▸ Exercise task: Reproduce all entries verbatim, with nothing added or dropped.
+ + + + +
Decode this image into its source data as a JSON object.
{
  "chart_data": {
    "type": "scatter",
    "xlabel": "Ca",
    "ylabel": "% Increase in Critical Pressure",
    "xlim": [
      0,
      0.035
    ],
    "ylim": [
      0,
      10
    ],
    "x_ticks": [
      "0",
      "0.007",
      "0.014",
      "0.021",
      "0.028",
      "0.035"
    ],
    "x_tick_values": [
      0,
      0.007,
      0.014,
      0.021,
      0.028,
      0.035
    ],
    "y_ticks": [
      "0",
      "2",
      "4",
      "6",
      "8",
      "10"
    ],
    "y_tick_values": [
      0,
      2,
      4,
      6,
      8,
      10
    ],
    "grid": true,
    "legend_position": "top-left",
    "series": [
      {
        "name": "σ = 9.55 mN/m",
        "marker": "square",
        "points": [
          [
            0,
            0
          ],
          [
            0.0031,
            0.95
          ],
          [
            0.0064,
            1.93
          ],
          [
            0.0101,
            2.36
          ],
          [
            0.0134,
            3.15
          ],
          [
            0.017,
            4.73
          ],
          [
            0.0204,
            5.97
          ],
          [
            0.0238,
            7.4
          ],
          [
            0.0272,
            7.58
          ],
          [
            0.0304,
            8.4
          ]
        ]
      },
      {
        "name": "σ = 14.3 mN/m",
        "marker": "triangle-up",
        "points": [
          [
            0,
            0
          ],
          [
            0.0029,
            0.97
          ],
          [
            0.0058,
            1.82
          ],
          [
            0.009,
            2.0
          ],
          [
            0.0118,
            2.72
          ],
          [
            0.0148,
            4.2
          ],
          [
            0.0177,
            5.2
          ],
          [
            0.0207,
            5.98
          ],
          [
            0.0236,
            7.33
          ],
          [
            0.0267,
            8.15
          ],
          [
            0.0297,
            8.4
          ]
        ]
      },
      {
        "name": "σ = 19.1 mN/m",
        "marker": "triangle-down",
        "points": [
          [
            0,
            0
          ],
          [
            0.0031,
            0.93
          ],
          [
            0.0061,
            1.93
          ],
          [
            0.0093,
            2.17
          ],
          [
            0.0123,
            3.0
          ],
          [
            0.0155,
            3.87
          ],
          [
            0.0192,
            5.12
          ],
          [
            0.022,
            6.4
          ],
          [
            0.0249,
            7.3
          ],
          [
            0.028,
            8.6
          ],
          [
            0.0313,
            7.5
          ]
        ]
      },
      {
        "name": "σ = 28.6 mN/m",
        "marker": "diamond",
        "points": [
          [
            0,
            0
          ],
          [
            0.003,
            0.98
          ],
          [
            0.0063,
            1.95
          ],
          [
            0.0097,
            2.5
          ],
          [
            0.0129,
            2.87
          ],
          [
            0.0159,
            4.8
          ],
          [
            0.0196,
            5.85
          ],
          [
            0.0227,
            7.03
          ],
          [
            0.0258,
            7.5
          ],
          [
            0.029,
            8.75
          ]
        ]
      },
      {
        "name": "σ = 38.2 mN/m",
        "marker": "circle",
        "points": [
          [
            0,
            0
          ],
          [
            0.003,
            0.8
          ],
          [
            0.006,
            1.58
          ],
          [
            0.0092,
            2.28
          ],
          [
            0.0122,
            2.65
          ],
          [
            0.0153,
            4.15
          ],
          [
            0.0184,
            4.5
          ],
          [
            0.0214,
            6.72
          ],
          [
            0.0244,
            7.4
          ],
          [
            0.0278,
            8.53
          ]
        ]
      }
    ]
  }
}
+ + + + +
▸ Output of the task:
Decode this image into its source data as a JSON object.
{
  "chart_data": {
    "type": "scatter",
    "xlabel": "Ca",
    "ylabel": "% Increase in Critical Pressure",
    "xlim": [
      0,
      0.035
    ],
    "ylim": [
      0,
      10
    ],
    "x_ticks": [
      "0",
      "0.007",
      "0.014",
      "0.021",
      "0.028",
      "0.035"
    ],
    "x_tick_values": [
      0,
      0.007,
      0.014,
      0.021,
      0.028,
      0.035
    ],
    "y_ticks": [
      "0",
      "2",
      "4",
      "6",
      "8",
      "10"
    ],
    "y_tick_values": [
      0,
      2,
      4,
      6,
      8,
      10
    ],
    "grid": true,
    "legend_position": "top-left",
    "series": [
      {
        "name": "σ = 9.55 mN/m",
        "marker": "square",
        "points": [
          [
            0,
            0
          ],
          [
            0.0031,
            0.95
          ],
          [
            0.0064,
            1.93
          ],
          [
            0.0101,
            2.36
          ],
          [
            0.0134,
            3.15
          ],
          [
            0.017,
            4.73
          ],
          [
            0.0204,
            5.97
          ],
          [
            0.0238,
            7.4
          ],
          [
            0.0272,
            7.58
          ],
          [
            0.0304,
            8.4
          ]
        ]
      },
      {
        "name": "σ = 14.3 mN/m",
        "marker": "triangle-up",
        "points": [
          [
            0,
            0
          ],
          [
            0.0029,
            0.97
          ],
          [
            0.0058,
            1.82
          ],
          [
            0.009,
            2.0
          ],
          [
            0.0118,
            2.72
          ],
          [
            0.0148,
            4.2
          ],
          [
            0.0177,
            5.2
          ],
          [
            0.0207,
            5.98
          ],
          [
            0.0236,
            7.33
          ],
          [
            0.0267,
            8.15
          ],
          [
            0.0297,
            8.4
          ]
        ]
      },
      {
        "name": "σ = 19.1 mN/m",
        "marker": "triangle-down",
        "points": [
          [
            0,
            0
          ],
          [
            0.0031,
            0.93
          ],
          [
            0.0061,
            1.93
          ],
          [
            0.0093,
            2.17
          ],
          [
            0.0123,
            3.0
          ],
          [
            0.0155,
            3.87
          ],
          [
            0.0192,
            5.12
          ],
          [
            0.022,
            6.4
          ],
          [
            0.0249,
            7.3
          ],
          [
            0.028,
            8.6
          ],
          [
            0.0313,
            7.5
          ]
        ]
      },
      {
        "name": "σ = 28.6 mN/m",
        "marker": "diamond",
        "points": [
          [
            0,
            0
          ],
          [
            0.003,
            0.98
          ],
          [
            0.0063,
            1.95
          ],
          [
            0.0097,
            2.5
          ],
          [
            0.0129,
            2.87
          ],
          [
            0.0159,
            4.8
          ],
          [
            0.0196,
            5.85
          ],
          [
            0.0227,
            7.03
          ],
          [
            0.0258,
            7.5
          ],
          [
            0.029,
            8.75
          ]
        ]
      },
      {
        "name": "σ = 38.2 mN/m",
        "marker": "circle",
        "points": [
          [
            0,
            0
          ],
          [
            0.003,
            0.8
          ],
          [
            0.006,
            1.58
          ],
          [
            0.0092,
            2.28
          ],
          [
            0.0122,
            2.65
          ],
          [
            0.0153,
            4.15
          ],
          [
            0.0184,
            4.5
          ],
          [
            0.0214,
            6.72
          ],
          [
            0.0244,
            7.4
          ],
          [
            0.0278,
            8.53
          ]
        ]
      }
    ]
  }
}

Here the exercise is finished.